━━━ Input data

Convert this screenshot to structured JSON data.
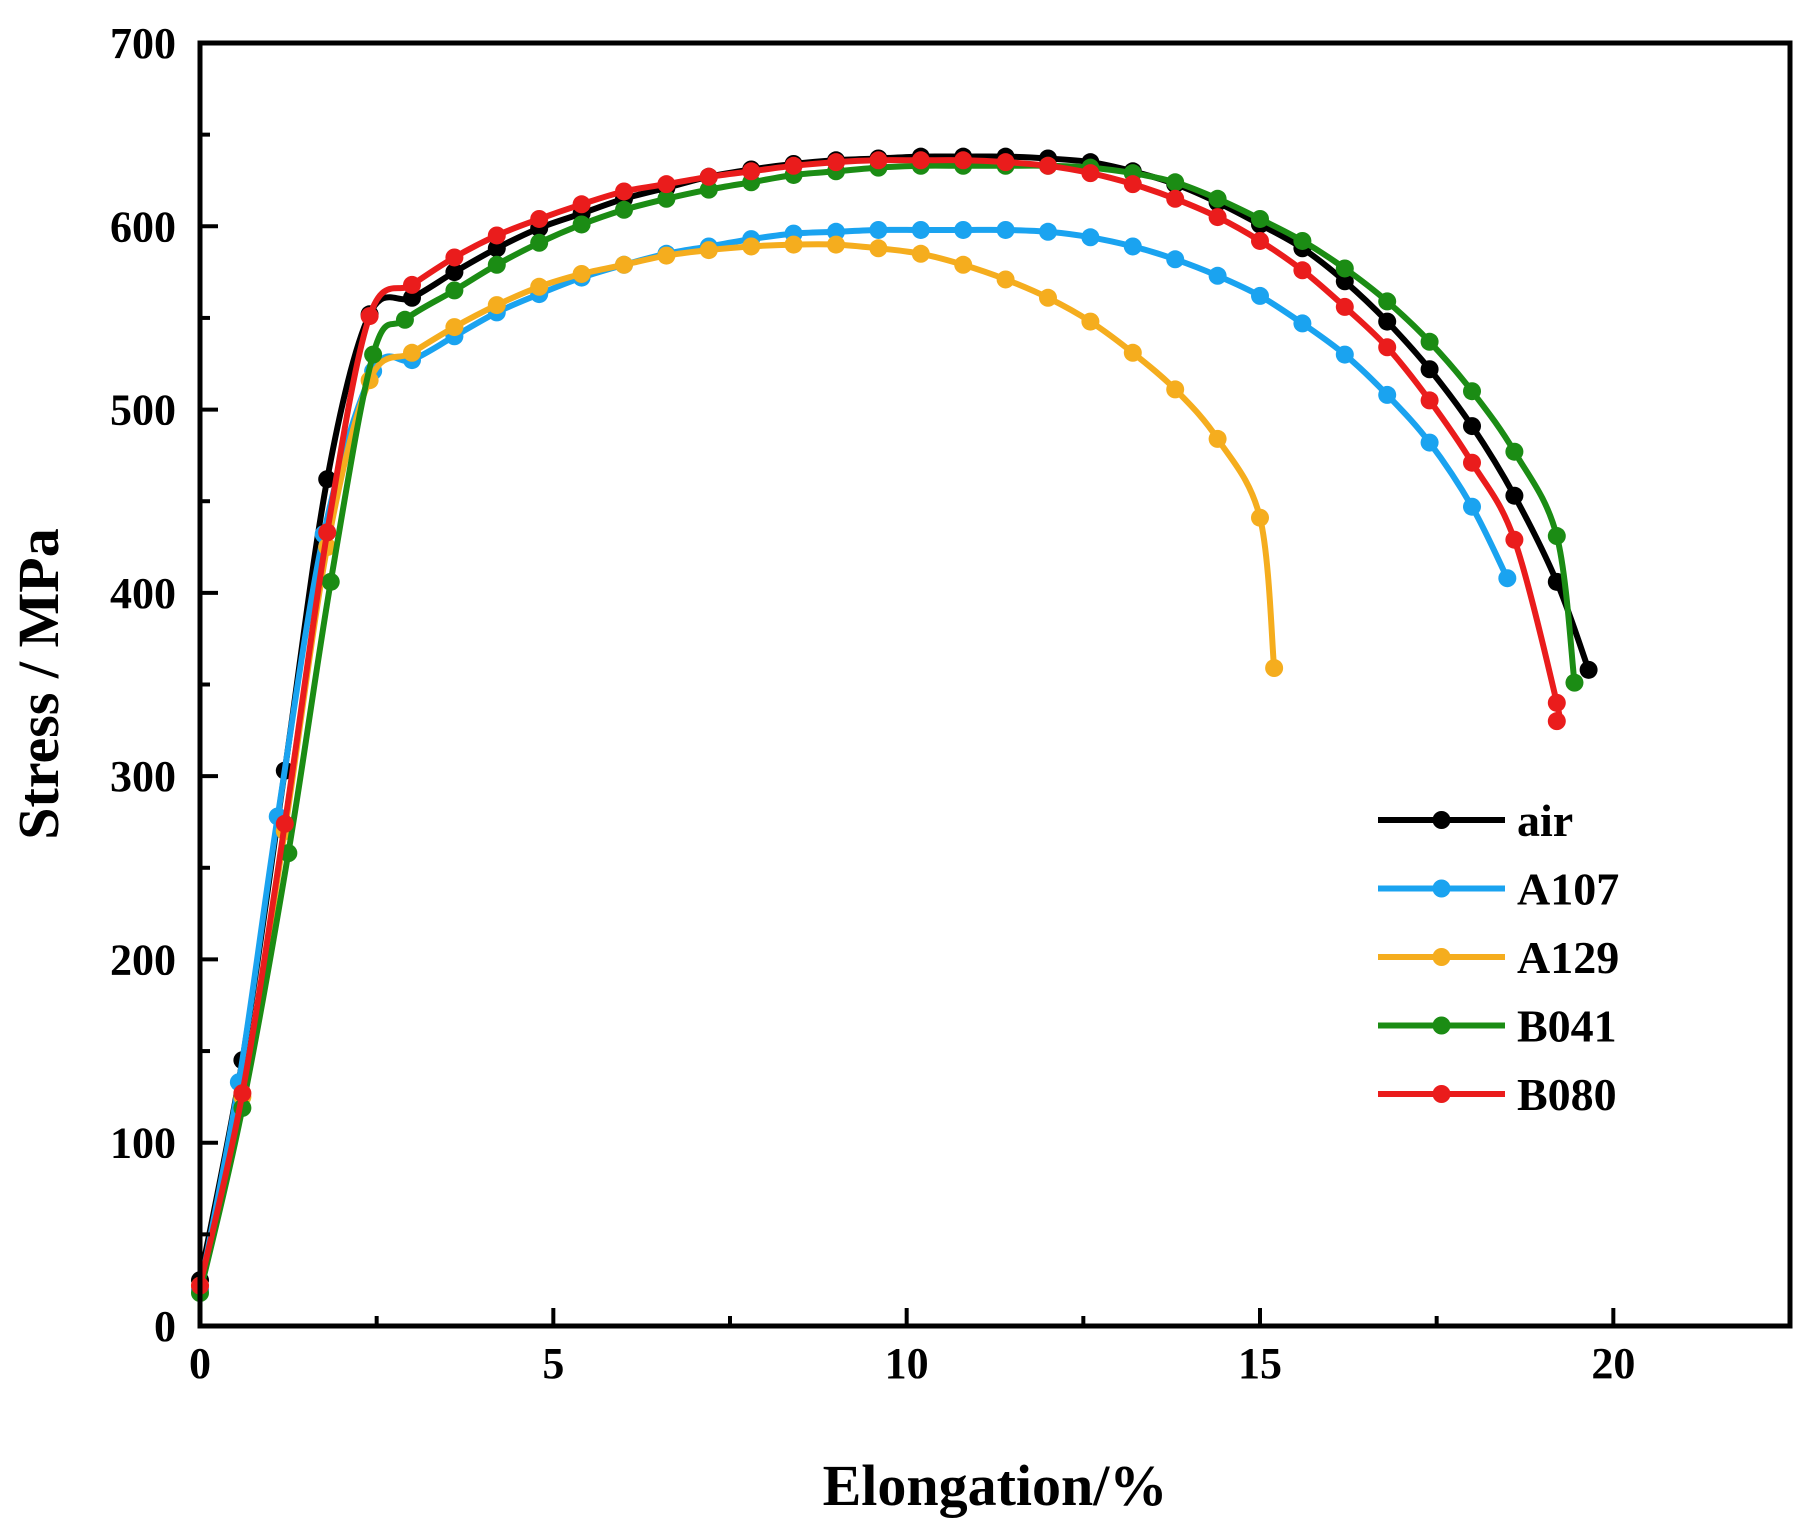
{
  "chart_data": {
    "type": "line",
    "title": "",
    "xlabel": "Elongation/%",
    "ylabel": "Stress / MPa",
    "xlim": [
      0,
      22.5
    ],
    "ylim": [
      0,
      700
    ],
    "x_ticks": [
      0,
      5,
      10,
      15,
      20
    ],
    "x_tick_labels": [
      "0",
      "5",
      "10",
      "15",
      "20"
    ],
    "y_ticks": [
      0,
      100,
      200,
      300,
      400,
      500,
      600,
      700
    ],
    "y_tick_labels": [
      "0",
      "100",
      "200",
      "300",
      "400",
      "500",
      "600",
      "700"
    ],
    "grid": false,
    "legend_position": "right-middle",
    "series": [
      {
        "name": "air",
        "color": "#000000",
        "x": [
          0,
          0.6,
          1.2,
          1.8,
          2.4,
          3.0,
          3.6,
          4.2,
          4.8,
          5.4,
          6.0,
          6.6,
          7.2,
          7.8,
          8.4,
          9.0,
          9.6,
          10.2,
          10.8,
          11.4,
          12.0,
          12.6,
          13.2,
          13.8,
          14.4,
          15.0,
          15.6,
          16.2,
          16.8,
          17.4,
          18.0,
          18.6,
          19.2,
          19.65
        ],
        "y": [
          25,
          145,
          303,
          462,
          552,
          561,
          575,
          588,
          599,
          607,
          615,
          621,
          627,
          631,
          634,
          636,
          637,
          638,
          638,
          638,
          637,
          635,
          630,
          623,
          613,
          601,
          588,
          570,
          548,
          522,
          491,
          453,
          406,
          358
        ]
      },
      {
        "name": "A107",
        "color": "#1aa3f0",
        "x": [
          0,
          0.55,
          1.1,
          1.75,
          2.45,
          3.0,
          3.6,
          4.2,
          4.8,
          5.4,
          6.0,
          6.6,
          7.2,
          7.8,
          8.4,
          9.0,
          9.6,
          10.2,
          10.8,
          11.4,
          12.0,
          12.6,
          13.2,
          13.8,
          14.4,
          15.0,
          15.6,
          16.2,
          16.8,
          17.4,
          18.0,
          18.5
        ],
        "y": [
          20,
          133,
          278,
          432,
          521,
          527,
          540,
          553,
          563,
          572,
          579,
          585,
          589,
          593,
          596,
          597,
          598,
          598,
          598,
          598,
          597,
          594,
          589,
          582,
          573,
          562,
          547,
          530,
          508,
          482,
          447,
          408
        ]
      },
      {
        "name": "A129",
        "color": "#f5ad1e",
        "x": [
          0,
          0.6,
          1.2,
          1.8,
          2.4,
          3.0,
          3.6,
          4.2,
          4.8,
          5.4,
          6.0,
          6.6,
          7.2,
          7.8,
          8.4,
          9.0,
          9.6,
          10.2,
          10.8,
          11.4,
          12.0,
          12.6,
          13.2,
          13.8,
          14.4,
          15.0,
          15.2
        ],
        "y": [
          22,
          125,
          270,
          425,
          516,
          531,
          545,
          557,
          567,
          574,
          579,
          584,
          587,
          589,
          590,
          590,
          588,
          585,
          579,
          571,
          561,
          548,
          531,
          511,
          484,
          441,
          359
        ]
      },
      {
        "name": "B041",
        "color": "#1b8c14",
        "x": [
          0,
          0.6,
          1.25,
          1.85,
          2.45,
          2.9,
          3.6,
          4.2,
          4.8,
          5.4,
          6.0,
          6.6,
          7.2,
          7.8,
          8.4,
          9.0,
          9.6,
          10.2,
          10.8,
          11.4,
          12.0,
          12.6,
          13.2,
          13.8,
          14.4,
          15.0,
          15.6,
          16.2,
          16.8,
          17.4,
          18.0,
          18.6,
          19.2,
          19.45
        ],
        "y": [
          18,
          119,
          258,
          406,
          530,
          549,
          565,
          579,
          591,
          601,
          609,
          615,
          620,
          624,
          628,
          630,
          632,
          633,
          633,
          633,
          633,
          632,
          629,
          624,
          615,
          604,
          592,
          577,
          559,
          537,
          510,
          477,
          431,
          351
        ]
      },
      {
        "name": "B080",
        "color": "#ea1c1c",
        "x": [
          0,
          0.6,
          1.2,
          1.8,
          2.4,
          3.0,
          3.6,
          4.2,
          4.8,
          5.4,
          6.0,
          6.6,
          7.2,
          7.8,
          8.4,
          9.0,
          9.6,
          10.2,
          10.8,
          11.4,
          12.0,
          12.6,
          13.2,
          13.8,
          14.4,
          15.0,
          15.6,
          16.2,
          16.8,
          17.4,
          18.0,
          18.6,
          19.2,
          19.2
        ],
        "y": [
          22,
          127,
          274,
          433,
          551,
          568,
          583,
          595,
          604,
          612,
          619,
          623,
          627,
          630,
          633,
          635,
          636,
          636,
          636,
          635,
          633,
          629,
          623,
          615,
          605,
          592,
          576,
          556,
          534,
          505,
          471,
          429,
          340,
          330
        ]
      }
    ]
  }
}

━━━━━━

Your instructions:
In your copy, leave out the pictures and reproduce the material above exactly.

Result for this task:
Convert this screenshot to structured JSON data.
{
  "chart_data": {
    "type": "line",
    "title": "",
    "xlabel": "Elongation/%",
    "ylabel": "Stress / MPa",
    "xlim": [
      0,
      22.5
    ],
    "ylim": [
      0,
      700
    ],
    "x_ticks": [
      0,
      5,
      10,
      15,
      20
    ],
    "x_tick_labels": [
      "0",
      "5",
      "10",
      "15",
      "20"
    ],
    "y_ticks": [
      0,
      100,
      200,
      300,
      400,
      500,
      600,
      700
    ],
    "y_tick_labels": [
      "0",
      "100",
      "200",
      "300",
      "400",
      "500",
      "600",
      "700"
    ],
    "grid": false,
    "legend_position": "right-middle",
    "series": [
      {
        "name": "air",
        "color": "#000000",
        "x": [
          0,
          0.6,
          1.2,
          1.8,
          2.4,
          3.0,
          3.6,
          4.2,
          4.8,
          5.4,
          6.0,
          6.6,
          7.2,
          7.8,
          8.4,
          9.0,
          9.6,
          10.2,
          10.8,
          11.4,
          12.0,
          12.6,
          13.2,
          13.8,
          14.4,
          15.0,
          15.6,
          16.2,
          16.8,
          17.4,
          18.0,
          18.6,
          19.2,
          19.65
        ],
        "y": [
          25,
          145,
          303,
          462,
          552,
          561,
          575,
          588,
          599,
          607,
          615,
          621,
          627,
          631,
          634,
          636,
          637,
          638,
          638,
          638,
          637,
          635,
          630,
          623,
          613,
          601,
          588,
          570,
          548,
          522,
          491,
          453,
          406,
          358
        ]
      },
      {
        "name": "A107",
        "color": "#1aa3f0",
        "x": [
          0,
          0.55,
          1.1,
          1.75,
          2.45,
          3.0,
          3.6,
          4.2,
          4.8,
          5.4,
          6.0,
          6.6,
          7.2,
          7.8,
          8.4,
          9.0,
          9.6,
          10.2,
          10.8,
          11.4,
          12.0,
          12.6,
          13.2,
          13.8,
          14.4,
          15.0,
          15.6,
          16.2,
          16.8,
          17.4,
          18.0,
          18.5
        ],
        "y": [
          20,
          133,
          278,
          432,
          521,
          527,
          540,
          553,
          563,
          572,
          579,
          585,
          589,
          593,
          596,
          597,
          598,
          598,
          598,
          598,
          597,
          594,
          589,
          582,
          573,
          562,
          547,
          530,
          508,
          482,
          447,
          408
        ]
      },
      {
        "name": "A129",
        "color": "#f5ad1e",
        "x": [
          0,
          0.6,
          1.2,
          1.8,
          2.4,
          3.0,
          3.6,
          4.2,
          4.8,
          5.4,
          6.0,
          6.6,
          7.2,
          7.8,
          8.4,
          9.0,
          9.6,
          10.2,
          10.8,
          11.4,
          12.0,
          12.6,
          13.2,
          13.8,
          14.4,
          15.0,
          15.2
        ],
        "y": [
          22,
          125,
          270,
          425,
          516,
          531,
          545,
          557,
          567,
          574,
          579,
          584,
          587,
          589,
          590,
          590,
          588,
          585,
          579,
          571,
          561,
          548,
          531,
          511,
          484,
          441,
          359
        ]
      },
      {
        "name": "B041",
        "color": "#1b8c14",
        "x": [
          0,
          0.6,
          1.25,
          1.85,
          2.45,
          2.9,
          3.6,
          4.2,
          4.8,
          5.4,
          6.0,
          6.6,
          7.2,
          7.8,
          8.4,
          9.0,
          9.6,
          10.2,
          10.8,
          11.4,
          12.0,
          12.6,
          13.2,
          13.8,
          14.4,
          15.0,
          15.6,
          16.2,
          16.8,
          17.4,
          18.0,
          18.6,
          19.2,
          19.45
        ],
        "y": [
          18,
          119,
          258,
          406,
          530,
          549,
          565,
          579,
          591,
          601,
          609,
          615,
          620,
          624,
          628,
          630,
          632,
          633,
          633,
          633,
          633,
          632,
          629,
          624,
          615,
          604,
          592,
          577,
          559,
          537,
          510,
          477,
          431,
          351
        ]
      },
      {
        "name": "B080",
        "color": "#ea1c1c",
        "x": [
          0,
          0.6,
          1.2,
          1.8,
          2.4,
          3.0,
          3.6,
          4.2,
          4.8,
          5.4,
          6.0,
          6.6,
          7.2,
          7.8,
          8.4,
          9.0,
          9.6,
          10.2,
          10.8,
          11.4,
          12.0,
          12.6,
          13.2,
          13.8,
          14.4,
          15.0,
          15.6,
          16.2,
          16.8,
          17.4,
          18.0,
          18.6,
          19.2,
          19.2
        ],
        "y": [
          22,
          127,
          274,
          433,
          551,
          568,
          583,
          595,
          604,
          612,
          619,
          623,
          627,
          630,
          633,
          635,
          636,
          636,
          636,
          635,
          633,
          629,
          623,
          615,
          605,
          592,
          576,
          556,
          534,
          505,
          471,
          429,
          340,
          330
        ]
      }
    ]
  }
}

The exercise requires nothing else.